→ Exercise prompt: Print out every record exactly as it appears.

Entries from a dataset
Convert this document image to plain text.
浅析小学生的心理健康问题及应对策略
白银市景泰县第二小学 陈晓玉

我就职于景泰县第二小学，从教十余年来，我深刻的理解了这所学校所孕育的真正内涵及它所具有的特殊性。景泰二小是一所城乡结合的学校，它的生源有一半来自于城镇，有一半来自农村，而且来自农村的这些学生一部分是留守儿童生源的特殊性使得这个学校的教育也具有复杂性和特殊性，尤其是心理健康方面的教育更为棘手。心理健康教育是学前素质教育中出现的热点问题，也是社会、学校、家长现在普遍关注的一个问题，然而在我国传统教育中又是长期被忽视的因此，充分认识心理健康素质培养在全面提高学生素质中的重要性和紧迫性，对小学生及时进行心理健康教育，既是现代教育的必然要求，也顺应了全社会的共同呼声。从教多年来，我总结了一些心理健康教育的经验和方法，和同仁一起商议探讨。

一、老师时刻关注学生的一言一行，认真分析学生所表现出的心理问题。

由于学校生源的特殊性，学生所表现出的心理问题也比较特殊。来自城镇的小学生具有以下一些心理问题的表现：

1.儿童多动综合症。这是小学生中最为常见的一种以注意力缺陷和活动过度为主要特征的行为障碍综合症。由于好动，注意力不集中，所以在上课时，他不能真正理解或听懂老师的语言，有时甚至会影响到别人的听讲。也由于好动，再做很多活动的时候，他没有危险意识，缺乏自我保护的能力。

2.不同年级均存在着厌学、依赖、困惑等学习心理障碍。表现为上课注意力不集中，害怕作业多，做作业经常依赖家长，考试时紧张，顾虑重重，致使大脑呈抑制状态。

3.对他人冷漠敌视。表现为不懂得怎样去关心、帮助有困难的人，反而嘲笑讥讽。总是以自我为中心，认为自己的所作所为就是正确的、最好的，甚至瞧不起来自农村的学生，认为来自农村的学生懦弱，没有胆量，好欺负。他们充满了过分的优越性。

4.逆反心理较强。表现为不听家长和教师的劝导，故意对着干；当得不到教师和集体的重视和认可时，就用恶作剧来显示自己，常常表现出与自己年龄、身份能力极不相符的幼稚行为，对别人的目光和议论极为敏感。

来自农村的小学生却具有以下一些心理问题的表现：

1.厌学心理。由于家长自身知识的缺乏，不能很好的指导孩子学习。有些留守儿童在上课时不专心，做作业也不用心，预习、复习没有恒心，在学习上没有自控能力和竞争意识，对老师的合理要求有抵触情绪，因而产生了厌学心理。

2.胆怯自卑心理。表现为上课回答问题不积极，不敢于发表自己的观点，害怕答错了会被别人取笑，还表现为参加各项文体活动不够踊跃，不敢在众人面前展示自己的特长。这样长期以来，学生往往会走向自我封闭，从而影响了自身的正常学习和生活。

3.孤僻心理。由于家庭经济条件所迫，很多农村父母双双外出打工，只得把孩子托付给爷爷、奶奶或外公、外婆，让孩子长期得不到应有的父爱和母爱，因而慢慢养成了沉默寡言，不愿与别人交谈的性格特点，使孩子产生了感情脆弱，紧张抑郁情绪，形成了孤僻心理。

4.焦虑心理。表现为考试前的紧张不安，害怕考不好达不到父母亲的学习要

→ Reply:
Convert this document image to plain text.
浅析小学生的心理健康问题及应对策略
白银市景泰县第二小学 陈晓玉

我就职于景泰县第二小学，从教十余年来，我深刻的理解了这所学校所孕育的真正内涵及它所具有的特殊性。景泰二小是一所城乡结合的学校，它的生源有一半来自于城镇，有一半来自农村，而且来自农村的这些学生一部分是留守儿童生源的特殊性使得这个学校的教育也具有复杂性和特殊性，尤其是心理健康方面的教育更为棘手。心理健康教育是学前素质教育中出现的热点问题，也是社会、学校、家长现在普遍关注的一个问题，然而在我国传统教育中又是长期被忽视的因此，充分认识心理健康素质培养在全面提高学生素质中的重要性和紧迫性，对小学生及时进行心理健康教育，既是现代教育的必然要求，也顺应了全社会的共同呼声。从教多年来，我总结了一些心理健康教育的经验和方法，和同仁一起商议探讨。

一、老师时刻关注学生的一言一行，认真分析学生所表现出的心理问题。

由于学校生源的特殊性，学生所表现出的心理问题也比较特殊。来自城镇的小学生具有以下一些心理问题的表现：

1.儿童多动综合症。这是小学生中最为常见的一种以注意力缺陷和活动过度为主要特征的行为障碍综合症。由于好动，注意力不集中，所以在上课时，他不能真正理解或听懂老师的语言，有时甚至会影响到别人的听讲。也由于好动，再做很多活动的时候，他没有危险意识，缺乏自我保护的能力。

2.不同年级均存在着厌学、依赖、困惑等学习心理障碍。表现为上课注意力不集中，害怕作业多，做作业经常依赖家长，考试时紧张，顾虑重重，致使大脑呈抑制状态。

3.对他人冷漠敌视。表现为不懂得怎样去关心、帮助有困难的人，反而嘲笑讥讽。总是以自我为中心，认为自己的所作所为就是正确的、最好的，甚至瞧不起来自农村的学生，认为来自农村的学生懦弱，没有胆量，好欺负。他们充满了过分的优越性。

4.逆反心理较强。表现为不听家长和教师的劝导，故意对着干；当得不到教师和集体的重视和认可时，就用恶作剧来显示自己，常常表现出与自己年龄、身份能力极不相符的幼稚行为，对别人的目光和议论极为敏感。

来自农村的小学生却具有以下一些心理问题的表现：

1.厌学心理。由于家长自身知识的缺乏，不能很好的指导孩子学习。有些留守儿童在上课时不专心，做作业也不用心，预习、复习没有恒心，在学习上没有自控能力和竞争意识，对老师的合理要求有抵触情绪，因而产生了厌学心理。

2.胆怯自卑心理。表现为上课回答问题不积极，不敢于发表自己的观点，害怕答错了会被别人取笑，还表现为参加各项文体活动不够踊跃，不敢在众人面前展示自己的特长。这样长期以来，学生往往会走向自我封闭，从而影响了自身的正常学习和生活。

3.孤僻心理。由于家庭经济条件所迫，很多农村父母双双外出打工，只得把孩子托付给爷爷、奶奶或外公、外婆，让孩子长期得不到应有的父爱和母爱，因而慢慢养成了沉默寡言，不愿与别人交谈的性格特点，使孩子产生了感情脆弱，紧张抑郁情绪，形成了孤僻心理。

4.焦虑心理。表现为考试前的紧张不安，害怕考不好达不到父母亲的学习要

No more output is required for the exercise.